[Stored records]
((

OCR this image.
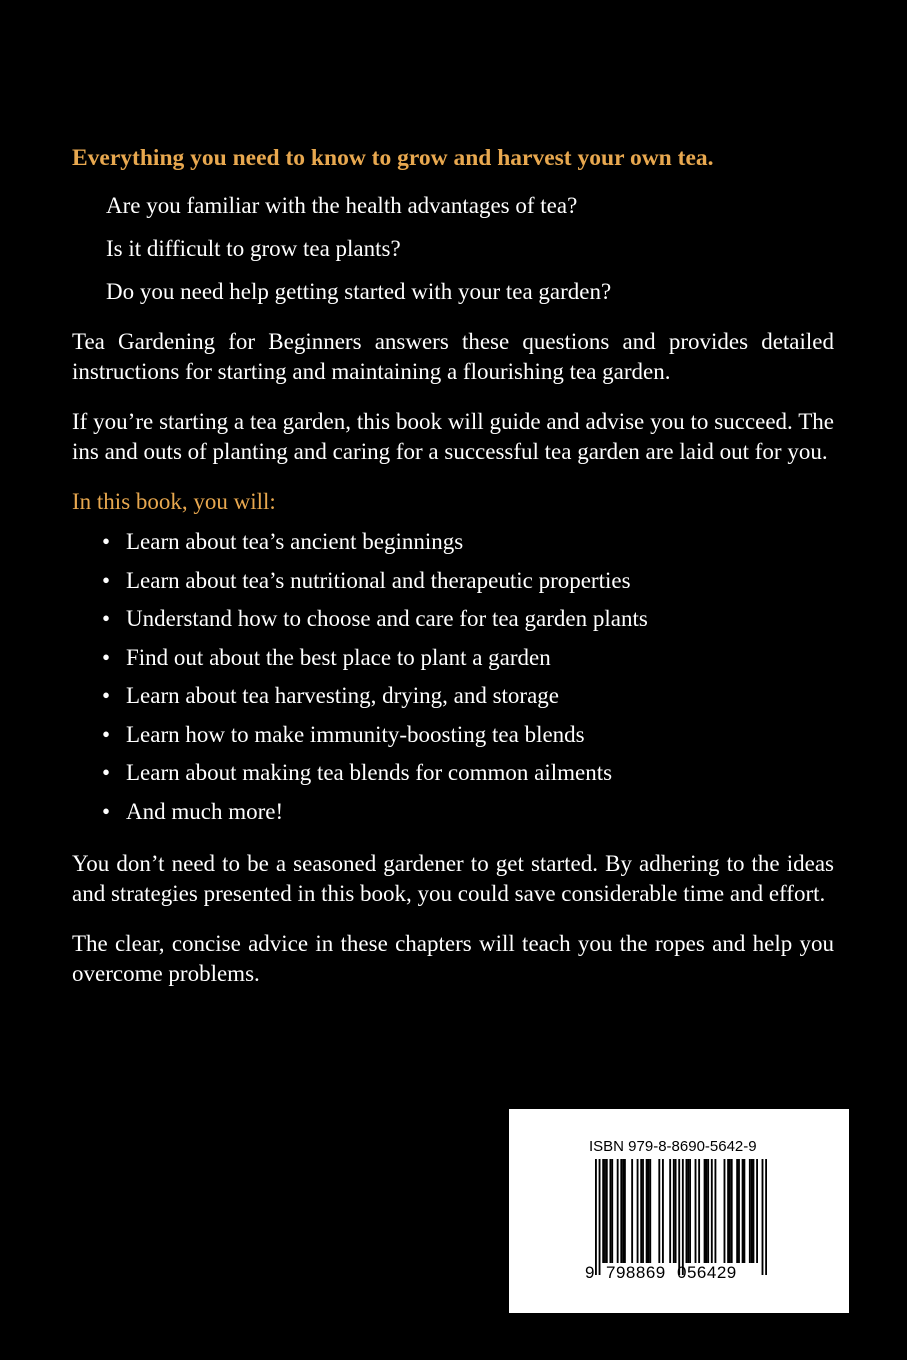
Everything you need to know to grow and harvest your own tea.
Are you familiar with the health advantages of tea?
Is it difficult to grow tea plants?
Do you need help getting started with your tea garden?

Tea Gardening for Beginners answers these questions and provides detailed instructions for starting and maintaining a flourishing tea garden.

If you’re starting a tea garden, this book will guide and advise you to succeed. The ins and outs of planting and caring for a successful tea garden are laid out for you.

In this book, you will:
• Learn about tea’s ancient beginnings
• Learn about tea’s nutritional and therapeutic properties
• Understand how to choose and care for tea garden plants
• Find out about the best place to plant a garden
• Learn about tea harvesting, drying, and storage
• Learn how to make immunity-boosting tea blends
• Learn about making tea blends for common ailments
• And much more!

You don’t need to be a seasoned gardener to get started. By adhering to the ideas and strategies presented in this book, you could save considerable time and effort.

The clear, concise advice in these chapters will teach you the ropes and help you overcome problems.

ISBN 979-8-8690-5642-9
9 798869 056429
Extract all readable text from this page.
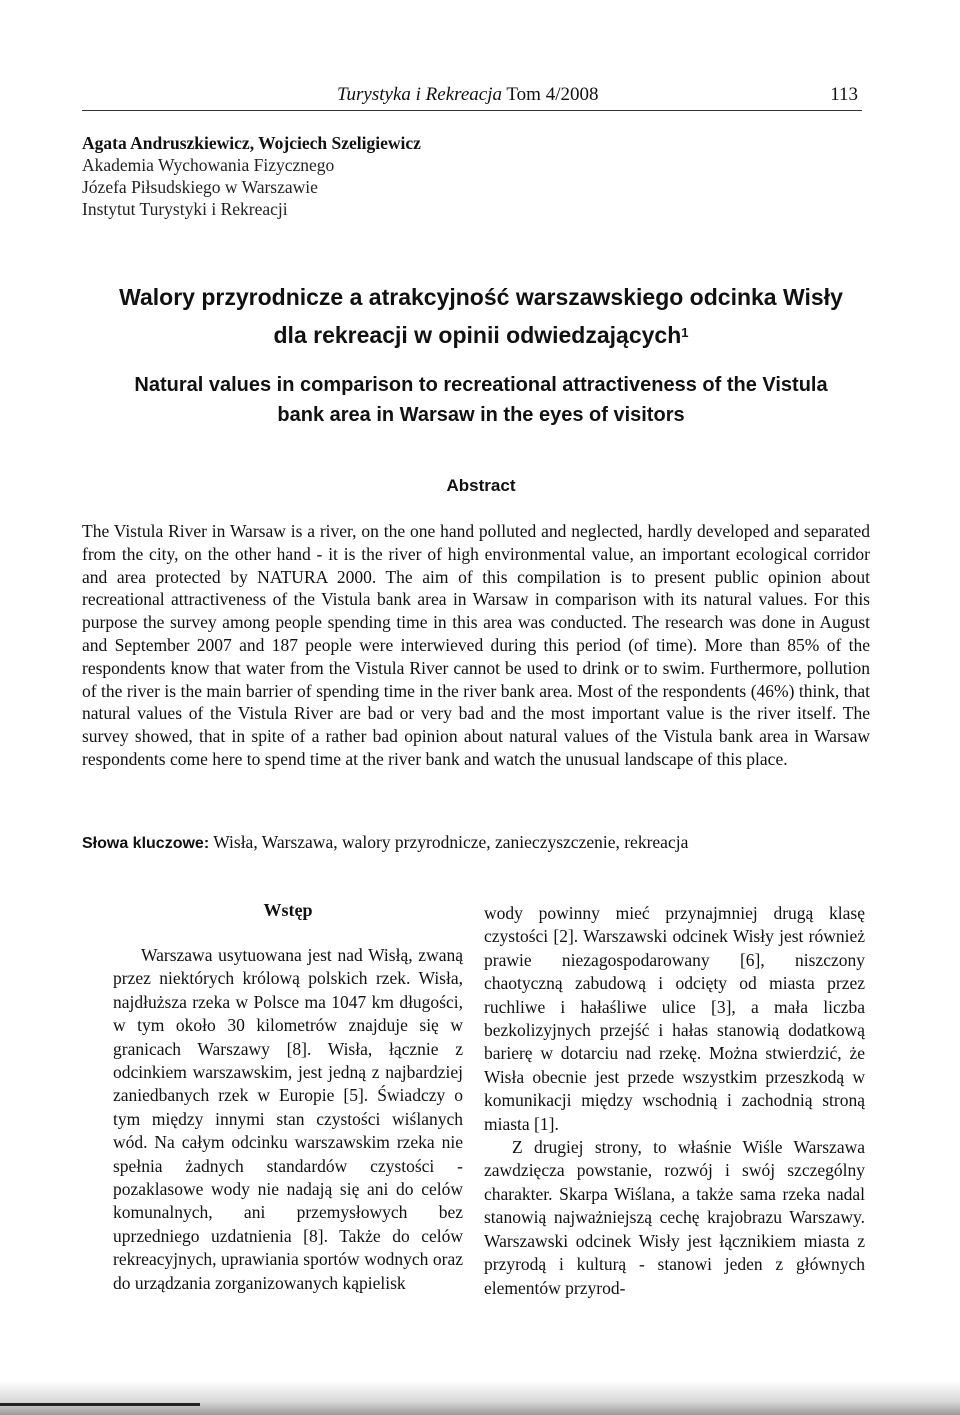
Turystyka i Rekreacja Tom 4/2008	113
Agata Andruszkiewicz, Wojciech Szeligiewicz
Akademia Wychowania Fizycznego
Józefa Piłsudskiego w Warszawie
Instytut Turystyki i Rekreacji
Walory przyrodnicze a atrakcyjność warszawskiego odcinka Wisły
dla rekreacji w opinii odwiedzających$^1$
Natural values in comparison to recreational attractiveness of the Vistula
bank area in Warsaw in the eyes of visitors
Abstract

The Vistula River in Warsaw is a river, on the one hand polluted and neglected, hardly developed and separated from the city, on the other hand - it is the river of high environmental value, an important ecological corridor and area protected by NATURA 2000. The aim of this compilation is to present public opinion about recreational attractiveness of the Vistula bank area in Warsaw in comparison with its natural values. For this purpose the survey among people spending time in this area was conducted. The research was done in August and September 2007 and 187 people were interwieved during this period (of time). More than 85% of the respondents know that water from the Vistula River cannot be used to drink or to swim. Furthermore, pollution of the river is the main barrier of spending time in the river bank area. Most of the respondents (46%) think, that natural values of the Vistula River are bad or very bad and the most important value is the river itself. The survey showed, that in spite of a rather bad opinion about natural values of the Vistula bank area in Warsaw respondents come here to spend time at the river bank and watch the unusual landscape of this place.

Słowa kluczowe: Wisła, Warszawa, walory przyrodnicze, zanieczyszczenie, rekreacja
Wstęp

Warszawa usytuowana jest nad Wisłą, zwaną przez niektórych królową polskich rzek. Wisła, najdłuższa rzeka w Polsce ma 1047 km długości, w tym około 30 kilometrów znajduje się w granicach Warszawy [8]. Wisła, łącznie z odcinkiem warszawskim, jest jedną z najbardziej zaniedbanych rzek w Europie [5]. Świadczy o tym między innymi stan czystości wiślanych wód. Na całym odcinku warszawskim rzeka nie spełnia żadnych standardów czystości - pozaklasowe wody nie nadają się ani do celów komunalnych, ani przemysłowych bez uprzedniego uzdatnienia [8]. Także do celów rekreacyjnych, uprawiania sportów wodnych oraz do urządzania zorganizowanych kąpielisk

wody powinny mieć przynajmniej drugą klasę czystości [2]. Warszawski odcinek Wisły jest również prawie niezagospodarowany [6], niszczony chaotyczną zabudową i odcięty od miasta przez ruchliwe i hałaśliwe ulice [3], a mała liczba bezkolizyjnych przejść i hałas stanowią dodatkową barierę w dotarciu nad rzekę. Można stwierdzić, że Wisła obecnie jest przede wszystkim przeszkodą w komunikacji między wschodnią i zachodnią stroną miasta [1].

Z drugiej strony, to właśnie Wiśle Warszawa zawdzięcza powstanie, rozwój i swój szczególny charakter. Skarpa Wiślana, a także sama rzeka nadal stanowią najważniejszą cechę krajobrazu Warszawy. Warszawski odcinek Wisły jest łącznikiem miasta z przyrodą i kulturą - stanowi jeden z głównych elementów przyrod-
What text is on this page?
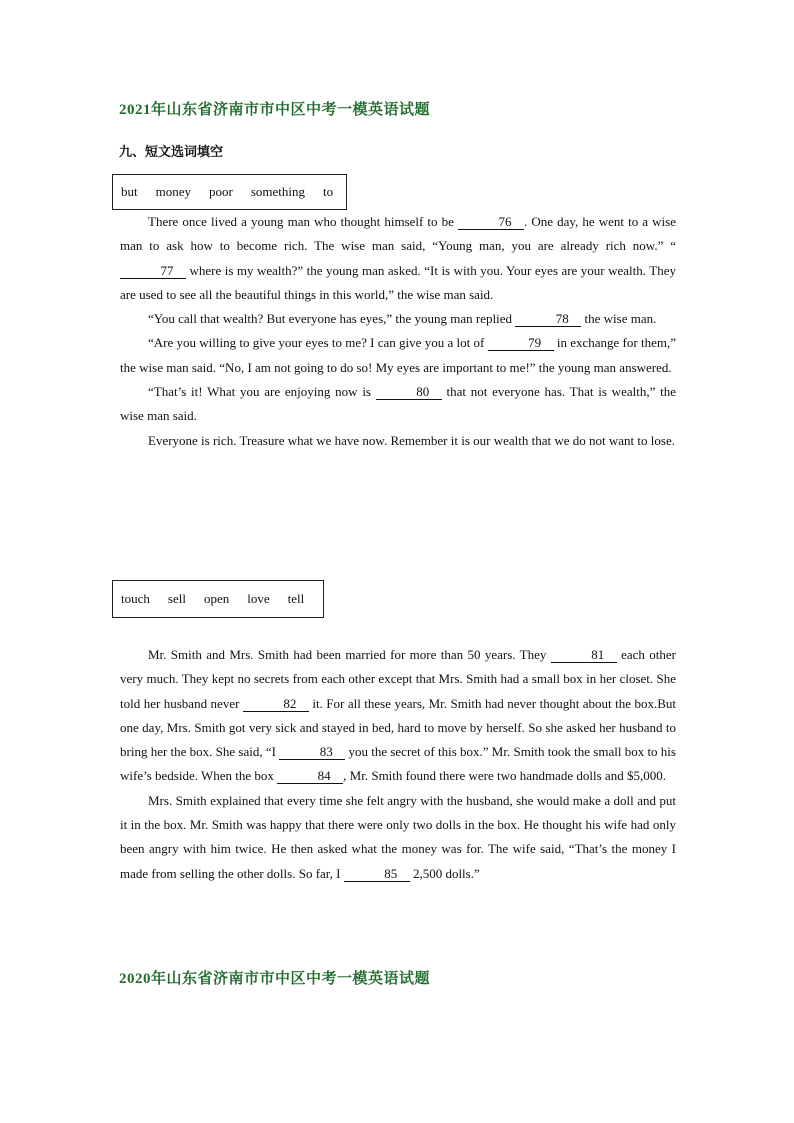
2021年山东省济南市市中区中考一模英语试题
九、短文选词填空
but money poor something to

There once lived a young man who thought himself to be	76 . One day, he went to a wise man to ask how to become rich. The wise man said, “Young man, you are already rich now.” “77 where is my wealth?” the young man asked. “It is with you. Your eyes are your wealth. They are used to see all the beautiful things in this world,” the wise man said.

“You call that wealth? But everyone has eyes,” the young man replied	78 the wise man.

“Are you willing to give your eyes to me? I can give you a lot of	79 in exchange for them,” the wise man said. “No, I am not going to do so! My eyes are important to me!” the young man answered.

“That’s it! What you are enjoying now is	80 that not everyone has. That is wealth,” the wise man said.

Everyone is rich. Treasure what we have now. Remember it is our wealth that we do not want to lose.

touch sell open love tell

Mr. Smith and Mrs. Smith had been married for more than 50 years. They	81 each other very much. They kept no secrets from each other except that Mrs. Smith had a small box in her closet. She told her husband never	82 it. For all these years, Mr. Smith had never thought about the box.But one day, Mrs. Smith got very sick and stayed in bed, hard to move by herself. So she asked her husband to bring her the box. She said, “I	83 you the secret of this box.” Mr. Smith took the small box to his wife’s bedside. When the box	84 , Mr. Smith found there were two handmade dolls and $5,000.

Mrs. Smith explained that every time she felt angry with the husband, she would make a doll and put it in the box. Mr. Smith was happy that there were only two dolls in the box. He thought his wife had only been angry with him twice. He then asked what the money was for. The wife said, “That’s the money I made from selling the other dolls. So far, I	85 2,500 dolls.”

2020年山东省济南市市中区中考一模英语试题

))

Apart from the pictures, the entries above are to be repeated in full and exactly.

= Full solution =
OCR this image.
Everything you need to know to grow and harvest your own tea.
Are you familiar with the health advantages of tea?
Is it difficult to grow tea plants?
Do you need help getting started with your tea garden?

Tea Gardening for Beginners answers these questions and provides detailed instructions for starting and maintaining a flourishing tea garden.

If you’re starting a tea garden, this book will guide and advise you to succeed. The ins and outs of planting and caring for a successful tea garden are laid out for you.

In this book, you will:
• Learn about tea’s ancient beginnings
• Learn about tea’s nutritional and therapeutic properties
• Understand how to choose and care for tea garden plants
• Find out about the best place to plant a garden
• Learn about tea harvesting, drying, and storage
• Learn how to make immunity-boosting tea blends
• Learn about making tea blends for common ailments
• And much more!

You don’t need to be a seasoned gardener to get started. By adhering to the ideas and strategies presented in this book, you could save considerable time and effort.

The clear, concise advice in these chapters will teach you the ropes and help you overcome problems.

ISBN 979-8-8690-5642-9
9 798869 056429
Extract all readable text from this page.
Turystyka i Rekreacja Tom 4/2008	113
Agata Andruszkiewicz, Wojciech Szeligiewicz
Akademia Wychowania Fizycznego
Józefa Piłsudskiego w Warszawie
Instytut Turystyki i Rekreacji
Walory przyrodnicze a atrakcyjność warszawskiego odcinka Wisły
dla rekreacji w opinii odwiedzających$^1$
Natural values in comparison to recreational attractiveness of the Vistula
bank area in Warsaw in the eyes of visitors
Abstract

The Vistula River in Warsaw is a river, on the one hand polluted and neglected, hardly developed and separated from the city, on the other hand - it is the river of high environmental value, an important ecological corridor and area protected by NATURA 2000. The aim of this compilation is to present public opinion about recreational attractiveness of the Vistula bank area in Warsaw in comparison with its natural values. For this purpose the survey among people spending time in this area was conducted. The research was done in August and September 2007 and 187 people were interwieved during this period (of time). More than 85% of the respondents know that water from the Vistula River cannot be used to drink or to swim. Furthermore, pollution of the river is the main barrier of spending time in the river bank area. Most of the respondents (46%) think, that natural values of the Vistula River are bad or very bad and the most important value is the river itself. The survey showed, that in spite of a rather bad opinion about natural values of the Vistula bank area in Warsaw respondents come here to spend time at the river bank and watch the unusual landscape of this place.

Słowa kluczowe: Wisła, Warszawa, walory przyrodnicze, zanieczyszczenie, rekreacja
Wstęp

Warszawa usytuowana jest nad Wisłą, zwaną przez niektórych królową polskich rzek. Wisła, najdłuższa rzeka w Polsce ma 1047 km długości, w tym około 30 kilometrów znajduje się w granicach Warszawy [8]. Wisła, łącznie z odcinkiem warszawskim, jest jedną z najbardziej zaniedbanych rzek w Europie [5]. Świadczy o tym między innymi stan czystości wiślanych wód. Na całym odcinku warszawskim rzeka nie spełnia żadnych standardów czystości - pozaklasowe wody nie nadają się ani do celów komunalnych, ani przemysłowych bez uprzedniego uzdatnienia [8]. Także do celów rekreacyjnych, uprawiania sportów wodnych oraz do urządzania zorganizowanych kąpielisk

wody powinny mieć przynajmniej drugą klasę czystości [2]. Warszawski odcinek Wisły jest również prawie niezagospodarowany [6], niszczony chaotyczną zabudową i odcięty od miasta przez ruchliwe i hałaśliwe ulice [3], a mała liczba bezkolizyjnych przejść i hałas stanowią dodatkową barierę w dotarciu nad rzekę. Można stwierdzić, że Wisła obecnie jest przede wszystkim przeszkodą w komunikacji między wschodnią i zachodnią stroną miasta [1].

Z drugiej strony, to właśnie Wiśle Warszawa zawdzięcza powstanie, rozwój i swój szczególny charakter. Skarpa Wiślana, a także sama rzeka nadal stanowią najważniejszą cechę krajobrazu Warszawy. Warszawski odcinek Wisły jest łącznikiem miasta z przyrodą i kulturą - stanowi jeden z głównych elementów przyrod-
What text is on this page?
2021年山东省济南市市中区中考一模英语试题
九、短文选词填空
but money poor something to

There once lived a young man who thought himself to be	76 . One day, he went to a wise man to ask how to become rich. The wise man said, “Young man, you are already rich now.” “77 where is my wealth?” the young man asked. “It is with you. Your eyes are your wealth. They are used to see all the beautiful things in this world,” the wise man said.

“You call that wealth? But everyone has eyes,” the young man replied	78 the wise man.

“Are you willing to give your eyes to me? I can give you a lot of	79 in exchange for them,” the wise man said. “No, I am not going to do so! My eyes are important to me!” the young man answered.

“That’s it! What you are enjoying now is	80 that not everyone has. That is wealth,” the wise man said.

Everyone is rich. Treasure what we have now. Remember it is our wealth that we do not want to lose.

touch sell open love tell

Mr. Smith and Mrs. Smith had been married for more than 50 years. They	81 each other very much. They kept no secrets from each other except that Mrs. Smith had a small box in her closet. She told her husband never	82 it. For all these years, Mr. Smith had never thought about the box.But one day, Mrs. Smith got very sick and stayed in bed, hard to move by herself. So she asked her husband to bring her the box. She said, “I	83 you the secret of this box.” Mr. Smith took the small box to his wife’s bedside. When the box	84 , Mr. Smith found there were two handmade dolls and $5,000.

Mrs. Smith explained that every time she felt angry with the husband, she would make a doll and put it in the box. Mr. Smith was happy that there were only two dolls in the box. He thought his wife had only been angry with him twice. He then asked what the money was for. The wife said, “That’s the money I made from selling the other dolls. So far, I	85 2,500 dolls.”

2020年山东省济南市市中区中考一模英语试题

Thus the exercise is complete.